-- start of DATA ENTRIES --
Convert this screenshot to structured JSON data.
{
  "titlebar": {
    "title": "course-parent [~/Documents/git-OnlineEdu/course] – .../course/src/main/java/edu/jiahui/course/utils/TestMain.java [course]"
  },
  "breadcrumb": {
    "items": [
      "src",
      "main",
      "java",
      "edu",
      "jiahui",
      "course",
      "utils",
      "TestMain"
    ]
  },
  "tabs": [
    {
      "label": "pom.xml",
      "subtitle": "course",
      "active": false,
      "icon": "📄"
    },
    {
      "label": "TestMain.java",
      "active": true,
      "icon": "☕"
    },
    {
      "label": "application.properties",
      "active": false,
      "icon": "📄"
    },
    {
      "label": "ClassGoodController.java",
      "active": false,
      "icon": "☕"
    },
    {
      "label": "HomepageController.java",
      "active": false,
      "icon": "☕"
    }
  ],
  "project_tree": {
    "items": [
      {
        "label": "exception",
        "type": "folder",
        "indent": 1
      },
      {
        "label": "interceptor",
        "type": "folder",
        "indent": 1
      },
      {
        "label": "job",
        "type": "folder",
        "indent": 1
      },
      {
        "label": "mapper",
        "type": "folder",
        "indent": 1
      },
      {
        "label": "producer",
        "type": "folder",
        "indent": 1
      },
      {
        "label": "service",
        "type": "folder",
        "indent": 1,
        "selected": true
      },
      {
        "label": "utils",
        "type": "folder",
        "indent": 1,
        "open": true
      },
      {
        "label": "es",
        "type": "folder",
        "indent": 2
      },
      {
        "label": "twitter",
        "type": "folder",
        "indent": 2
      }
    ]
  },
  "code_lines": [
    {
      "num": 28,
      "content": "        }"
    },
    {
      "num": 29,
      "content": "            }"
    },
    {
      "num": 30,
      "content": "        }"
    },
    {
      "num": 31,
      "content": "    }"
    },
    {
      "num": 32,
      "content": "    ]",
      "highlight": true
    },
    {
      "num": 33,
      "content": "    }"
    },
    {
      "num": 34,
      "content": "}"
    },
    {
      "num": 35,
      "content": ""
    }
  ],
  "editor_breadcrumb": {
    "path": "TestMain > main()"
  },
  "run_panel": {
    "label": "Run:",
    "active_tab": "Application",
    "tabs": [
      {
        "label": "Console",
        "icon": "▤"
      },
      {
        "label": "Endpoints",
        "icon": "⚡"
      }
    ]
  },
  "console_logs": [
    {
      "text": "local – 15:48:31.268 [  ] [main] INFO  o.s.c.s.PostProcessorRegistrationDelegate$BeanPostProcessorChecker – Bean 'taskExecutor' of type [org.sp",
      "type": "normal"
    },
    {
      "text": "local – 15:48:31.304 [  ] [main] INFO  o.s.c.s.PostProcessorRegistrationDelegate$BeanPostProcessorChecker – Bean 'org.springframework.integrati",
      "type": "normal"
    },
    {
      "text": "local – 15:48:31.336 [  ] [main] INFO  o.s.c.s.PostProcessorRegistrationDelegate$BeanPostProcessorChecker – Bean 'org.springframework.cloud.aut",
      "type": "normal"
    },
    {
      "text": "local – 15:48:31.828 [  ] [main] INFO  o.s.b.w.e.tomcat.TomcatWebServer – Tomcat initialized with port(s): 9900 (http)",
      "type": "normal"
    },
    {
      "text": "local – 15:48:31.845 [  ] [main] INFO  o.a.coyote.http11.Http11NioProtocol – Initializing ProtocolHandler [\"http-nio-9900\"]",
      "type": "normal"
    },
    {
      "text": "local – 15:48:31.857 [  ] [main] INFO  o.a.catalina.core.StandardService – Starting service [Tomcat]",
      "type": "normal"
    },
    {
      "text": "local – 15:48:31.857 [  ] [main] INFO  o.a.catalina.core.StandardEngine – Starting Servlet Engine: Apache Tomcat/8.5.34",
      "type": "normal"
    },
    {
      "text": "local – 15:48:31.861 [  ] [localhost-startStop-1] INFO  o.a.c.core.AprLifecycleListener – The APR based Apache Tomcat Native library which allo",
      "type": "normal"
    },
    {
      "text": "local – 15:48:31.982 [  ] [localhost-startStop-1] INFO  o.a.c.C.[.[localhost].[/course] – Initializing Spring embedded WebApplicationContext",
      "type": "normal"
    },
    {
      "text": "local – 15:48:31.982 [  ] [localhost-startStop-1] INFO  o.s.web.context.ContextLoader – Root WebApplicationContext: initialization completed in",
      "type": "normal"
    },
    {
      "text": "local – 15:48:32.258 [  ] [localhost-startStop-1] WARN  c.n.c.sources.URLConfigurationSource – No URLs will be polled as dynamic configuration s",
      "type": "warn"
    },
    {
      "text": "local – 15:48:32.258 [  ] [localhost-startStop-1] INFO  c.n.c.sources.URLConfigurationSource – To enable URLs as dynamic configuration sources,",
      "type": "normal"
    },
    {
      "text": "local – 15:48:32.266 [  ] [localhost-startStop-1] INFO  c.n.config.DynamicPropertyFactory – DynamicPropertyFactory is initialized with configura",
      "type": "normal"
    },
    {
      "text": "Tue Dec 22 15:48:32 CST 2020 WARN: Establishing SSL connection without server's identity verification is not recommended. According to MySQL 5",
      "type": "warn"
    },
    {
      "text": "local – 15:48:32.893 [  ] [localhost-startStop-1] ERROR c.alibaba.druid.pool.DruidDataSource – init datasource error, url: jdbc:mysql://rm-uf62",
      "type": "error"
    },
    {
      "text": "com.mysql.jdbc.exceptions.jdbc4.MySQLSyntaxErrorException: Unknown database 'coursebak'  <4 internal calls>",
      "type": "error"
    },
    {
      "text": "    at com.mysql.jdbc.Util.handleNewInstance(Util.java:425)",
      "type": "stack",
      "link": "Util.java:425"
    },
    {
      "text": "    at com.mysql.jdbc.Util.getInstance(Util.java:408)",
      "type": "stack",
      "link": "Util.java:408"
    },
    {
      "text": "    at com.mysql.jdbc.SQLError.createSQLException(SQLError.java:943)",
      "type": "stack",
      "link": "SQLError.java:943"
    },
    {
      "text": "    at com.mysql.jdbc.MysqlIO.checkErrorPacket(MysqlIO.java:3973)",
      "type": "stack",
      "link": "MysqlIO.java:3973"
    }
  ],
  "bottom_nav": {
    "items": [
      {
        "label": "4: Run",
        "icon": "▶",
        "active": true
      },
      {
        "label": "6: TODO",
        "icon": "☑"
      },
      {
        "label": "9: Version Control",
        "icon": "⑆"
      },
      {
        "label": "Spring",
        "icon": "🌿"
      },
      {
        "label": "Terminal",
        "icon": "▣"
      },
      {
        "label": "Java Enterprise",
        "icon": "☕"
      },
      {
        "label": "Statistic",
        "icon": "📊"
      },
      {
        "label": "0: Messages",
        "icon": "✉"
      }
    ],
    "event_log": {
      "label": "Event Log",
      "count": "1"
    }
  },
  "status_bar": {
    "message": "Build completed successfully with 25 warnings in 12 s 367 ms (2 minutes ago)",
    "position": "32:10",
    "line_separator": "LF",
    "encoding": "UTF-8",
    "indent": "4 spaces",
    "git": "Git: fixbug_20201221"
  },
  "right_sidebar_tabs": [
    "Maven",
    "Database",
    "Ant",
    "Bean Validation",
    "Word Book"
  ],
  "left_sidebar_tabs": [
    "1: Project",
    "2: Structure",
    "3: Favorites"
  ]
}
-- end of DATA ENTRIES --
THE PROBLEM: Retype every entry word for word.

FINISHED ANSWER:
Convert this screenshot to structured JSON data.
{
  "titlebar": {
    "title": "course-parent [~/Documents/git-OnlineEdu/course] – .../course/src/main/java/edu/jiahui/course/utils/TestMain.java [course]"
  },
  "breadcrumb": {
    "items": [
      "src",
      "main",
      "java",
      "edu",
      "jiahui",
      "course",
      "utils",
      "TestMain"
    ]
  },
  "tabs": [
    {
      "label": "pom.xml",
      "subtitle": "course",
      "active": false,
      "icon": "📄"
    },
    {
      "label": "TestMain.java",
      "active": true,
      "icon": "☕"
    },
    {
      "label": "application.properties",
      "active": false,
      "icon": "📄"
    },
    {
      "label": "ClassGoodController.java",
      "active": false,
      "icon": "☕"
    },
    {
      "label": "HomepageController.java",
      "active": false,
      "icon": "☕"
    }
  ],
  "project_tree": {
    "items": [
      {
        "label": "exception",
        "type": "folder",
        "indent": 1
      },
      {
        "label": "interceptor",
        "type": "folder",
        "indent": 1
      },
      {
        "label": "job",
        "type": "folder",
        "indent": 1
      },
      {
        "label": "mapper",
        "type": "folder",
        "indent": 1
      },
      {
        "label": "producer",
        "type": "folder",
        "indent": 1
      },
      {
        "label": "service",
        "type": "folder",
        "indent": 1,
        "selected": true
      },
      {
        "label": "utils",
        "type": "folder",
        "indent": 1,
        "open": true
      },
      {
        "label": "es",
        "type": "folder",
        "indent": 2
      },
      {
        "label": "twitter",
        "type": "folder",
        "indent": 2
      }
    ]
  },
  "code_lines": [
    {
      "num": 28,
      "content": "        }"
    },
    {
      "num": 29,
      "content": "            }"
    },
    {
      "num": 30,
      "content": "        }"
    },
    {
      "num": 31,
      "content": "    }"
    },
    {
      "num": 32,
      "content": "    ]",
      "highlight": true
    },
    {
      "num": 33,
      "content": "    }"
    },
    {
      "num": 34,
      "content": "}"
    },
    {
      "num": 35,
      "content": ""
    }
  ],
  "editor_breadcrumb": {
    "path": "TestMain > main()"
  },
  "run_panel": {
    "label": "Run:",
    "active_tab": "Application",
    "tabs": [
      {
        "label": "Console",
        "icon": "▤"
      },
      {
        "label": "Endpoints",
        "icon": "⚡"
      }
    ]
  },
  "console_logs": [
    {
      "text": "local – 15:48:31.268 [  ] [main] INFO  o.s.c.s.PostProcessorRegistrationDelegate$BeanPostProcessorChecker – Bean 'taskExecutor' of type [org.sp",
      "type": "normal"
    },
    {
      "text": "local – 15:48:31.304 [  ] [main] INFO  o.s.c.s.PostProcessorRegistrationDelegate$BeanPostProcessorChecker – Bean 'org.springframework.integrati",
      "type": "normal"
    },
    {
      "text": "local – 15:48:31.336 [  ] [main] INFO  o.s.c.s.PostProcessorRegistrationDelegate$BeanPostProcessorChecker – Bean 'org.springframework.cloud.aut",
      "type": "normal"
    },
    {
      "text": "local – 15:48:31.828 [  ] [main] INFO  o.s.b.w.e.tomcat.TomcatWebServer – Tomcat initialized with port(s): 9900 (http)",
      "type": "normal"
    },
    {
      "text": "local – 15:48:31.845 [  ] [main] INFO  o.a.coyote.http11.Http11NioProtocol – Initializing ProtocolHandler [\"http-nio-9900\"]",
      "type": "normal"
    },
    {
      "text": "local – 15:48:31.857 [  ] [main] INFO  o.a.catalina.core.StandardService – Starting service [Tomcat]",
      "type": "normal"
    },
    {
      "text": "local – 15:48:31.857 [  ] [main] INFO  o.a.catalina.core.StandardEngine – Starting Servlet Engine: Apache Tomcat/8.5.34",
      "type": "normal"
    },
    {
      "text": "local – 15:48:31.861 [  ] [localhost-startStop-1] INFO  o.a.c.core.AprLifecycleListener – The APR based Apache Tomcat Native library which allo",
      "type": "normal"
    },
    {
      "text": "local – 15:48:31.982 [  ] [localhost-startStop-1] INFO  o.a.c.C.[.[localhost].[/course] – Initializing Spring embedded WebApplicationContext",
      "type": "normal"
    },
    {
      "text": "local – 15:48:31.982 [  ] [localhost-startStop-1] INFO  o.s.web.context.ContextLoader – Root WebApplicationContext: initialization completed in",
      "type": "normal"
    },
    {
      "text": "local – 15:48:32.258 [  ] [localhost-startStop-1] WARN  c.n.c.sources.URLConfigurationSource – No URLs will be polled as dynamic configuration s",
      "type": "warn"
    },
    {
      "text": "local – 15:48:32.258 [  ] [localhost-startStop-1] INFO  c.n.c.sources.URLConfigurationSource – To enable URLs as dynamic configuration sources,",
      "type": "normal"
    },
    {
      "text": "local – 15:48:32.266 [  ] [localhost-startStop-1] INFO  c.n.config.DynamicPropertyFactory – DynamicPropertyFactory is initialized with configura",
      "type": "normal"
    },
    {
      "text": "Tue Dec 22 15:48:32 CST 2020 WARN: Establishing SSL connection without server's identity verification is not recommended. According to MySQL 5",
      "type": "warn"
    },
    {
      "text": "local – 15:48:32.893 [  ] [localhost-startStop-1] ERROR c.alibaba.druid.pool.DruidDataSource – init datasource error, url: jdbc:mysql://rm-uf62",
      "type": "error"
    },
    {
      "text": "com.mysql.jdbc.exceptions.jdbc4.MySQLSyntaxErrorException: Unknown database 'coursebak'  <4 internal calls>",
      "type": "error"
    },
    {
      "text": "    at com.mysql.jdbc.Util.handleNewInstance(Util.java:425)",
      "type": "stack",
      "link": "Util.java:425"
    },
    {
      "text": "    at com.mysql.jdbc.Util.getInstance(Util.java:408)",
      "type": "stack",
      "link": "Util.java:408"
    },
    {
      "text": "    at com.mysql.jdbc.SQLError.createSQLException(SQLError.java:943)",
      "type": "stack",
      "link": "SQLError.java:943"
    },
    {
      "text": "    at com.mysql.jdbc.MysqlIO.checkErrorPacket(MysqlIO.java:3973)",
      "type": "stack",
      "link": "MysqlIO.java:3973"
    }
  ],
  "bottom_nav": {
    "items": [
      {
        "label": "4: Run",
        "icon": "▶",
        "active": true
      },
      {
        "label": "6: TODO",
        "icon": "☑"
      },
      {
        "label": "9: Version Control",
        "icon": "⑆"
      },
      {
        "label": "Spring",
        "icon": "🌿"
      },
      {
        "label": "Terminal",
        "icon": "▣"
      },
      {
        "label": "Java Enterprise",
        "icon": "☕"
      },
      {
        "label": "Statistic",
        "icon": "📊"
      },
      {
        "label": "0: Messages",
        "icon": "✉"
      }
    ],
    "event_log": {
      "label": "Event Log",
      "count": "1"
    }
  },
  "status_bar": {
    "message": "Build completed successfully with 25 warnings in 12 s 367 ms (2 minutes ago)",
    "position": "32:10",
    "line_separator": "LF",
    "encoding": "UTF-8",
    "indent": "4 spaces",
    "git": "Git: fixbug_20201221"
  },
  "right_sidebar_tabs": [
    "Maven",
    "Database",
    "Ant",
    "Bean Validation",
    "Word Book"
  ],
  "left_sidebar_tabs": [
    "1: Project",
    "2: Structure",
    "3: Favorites"
  ]
}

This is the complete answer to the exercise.